___ Records for this exercise

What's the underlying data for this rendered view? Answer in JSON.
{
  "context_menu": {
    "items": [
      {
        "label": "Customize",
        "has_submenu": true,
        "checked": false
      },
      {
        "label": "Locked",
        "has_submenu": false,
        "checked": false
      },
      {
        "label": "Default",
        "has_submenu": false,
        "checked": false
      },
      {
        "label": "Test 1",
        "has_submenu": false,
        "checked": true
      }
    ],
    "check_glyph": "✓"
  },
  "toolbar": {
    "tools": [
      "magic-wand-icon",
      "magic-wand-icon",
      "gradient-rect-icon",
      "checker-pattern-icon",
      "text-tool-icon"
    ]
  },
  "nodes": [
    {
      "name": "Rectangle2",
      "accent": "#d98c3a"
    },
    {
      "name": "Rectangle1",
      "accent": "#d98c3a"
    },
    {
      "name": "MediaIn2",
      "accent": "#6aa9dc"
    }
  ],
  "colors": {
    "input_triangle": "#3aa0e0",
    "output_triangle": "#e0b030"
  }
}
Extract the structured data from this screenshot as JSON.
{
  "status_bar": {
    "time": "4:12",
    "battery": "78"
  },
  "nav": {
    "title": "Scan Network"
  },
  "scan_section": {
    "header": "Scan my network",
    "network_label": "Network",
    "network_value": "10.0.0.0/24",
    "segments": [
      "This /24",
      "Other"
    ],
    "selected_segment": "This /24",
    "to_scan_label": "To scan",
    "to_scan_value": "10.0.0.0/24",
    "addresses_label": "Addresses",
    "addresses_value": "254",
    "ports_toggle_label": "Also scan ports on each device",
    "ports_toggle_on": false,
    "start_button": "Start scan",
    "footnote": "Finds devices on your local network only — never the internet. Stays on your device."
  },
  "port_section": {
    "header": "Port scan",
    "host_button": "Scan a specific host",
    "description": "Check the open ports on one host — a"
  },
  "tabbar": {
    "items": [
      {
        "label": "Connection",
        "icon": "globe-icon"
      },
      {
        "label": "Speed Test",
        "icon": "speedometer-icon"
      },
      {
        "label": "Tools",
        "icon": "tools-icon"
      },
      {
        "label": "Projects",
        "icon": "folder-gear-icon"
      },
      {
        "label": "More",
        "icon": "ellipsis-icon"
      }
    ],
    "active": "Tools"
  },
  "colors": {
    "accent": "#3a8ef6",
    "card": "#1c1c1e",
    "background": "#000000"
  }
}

______

_Required task_. Only a number is wanted: how many lines contain the word "data"?

_Complete output_. 2